__Objective__: Every line of the material below must be repeated exactly.

(Extracted data entries)
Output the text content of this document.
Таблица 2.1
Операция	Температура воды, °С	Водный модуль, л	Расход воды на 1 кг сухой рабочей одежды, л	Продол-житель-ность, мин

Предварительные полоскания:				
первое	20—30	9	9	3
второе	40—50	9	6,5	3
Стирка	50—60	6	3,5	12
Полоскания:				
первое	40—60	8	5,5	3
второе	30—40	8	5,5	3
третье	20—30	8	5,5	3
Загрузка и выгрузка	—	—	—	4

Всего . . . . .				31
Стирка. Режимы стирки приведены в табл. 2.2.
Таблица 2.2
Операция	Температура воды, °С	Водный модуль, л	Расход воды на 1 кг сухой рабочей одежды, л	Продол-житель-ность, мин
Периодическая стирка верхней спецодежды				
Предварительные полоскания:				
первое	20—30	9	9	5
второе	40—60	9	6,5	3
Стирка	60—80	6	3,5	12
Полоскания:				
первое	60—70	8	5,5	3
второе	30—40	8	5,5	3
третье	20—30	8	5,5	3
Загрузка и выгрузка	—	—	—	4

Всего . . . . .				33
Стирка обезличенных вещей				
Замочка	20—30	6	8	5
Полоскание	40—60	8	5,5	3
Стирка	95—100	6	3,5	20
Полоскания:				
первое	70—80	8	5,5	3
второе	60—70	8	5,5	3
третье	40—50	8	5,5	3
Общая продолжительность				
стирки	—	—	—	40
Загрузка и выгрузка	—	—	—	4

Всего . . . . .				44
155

__Response for this exercise__:
Output the text content of this document.
Таблица 2.1
Операция	Температура воды, °С	Водный модуль, л	Расход воды на 1 кг сухой рабочей одежды, л	Продол-житель-ность, мин

Предварительные полоскания:				
первое	20—30	9	9	3
второе	40—50	9	6,5	3
Стирка	50—60	6	3,5	12
Полоскания:				
первое	40—60	8	5,5	3
второе	30—40	8	5,5	3
третье	20—30	8	5,5	3
Загрузка и выгрузка	—	—	—	4

Всего . . . . .				31
Стирка. Режимы стирки приведены в табл. 2.2.
Таблица 2.2
Операция	Температура воды, °С	Водный модуль, л	Расход воды на 1 кг сухой рабочей одежды, л	Продол-житель-ность, мин
Периодическая стирка верхней спецодежды				
Предварительные полоскания:				
первое	20—30	9	9	5
второе	40—60	9	6,5	3
Стирка	60—80	6	3,5	12
Полоскания:				
первое	60—70	8	5,5	3
второе	30—40	8	5,5	3
третье	20—30	8	5,5	3
Загрузка и выгрузка	—	—	—	4

Всего . . . . .				33
Стирка обезличенных вещей				
Замочка	20—30	6	8	5
Полоскание	40—60	8	5,5	3
Стирка	95—100	6	3,5	20
Полоскания:				
первое	70—80	8	5,5	3
второе	60—70	8	5,5	3
третье	40—50	8	5,5	3
Общая продолжительность				
стирки	—	—	—	40
Загрузка и выгрузка	—	—	—	4

Всего . . . . .				44
155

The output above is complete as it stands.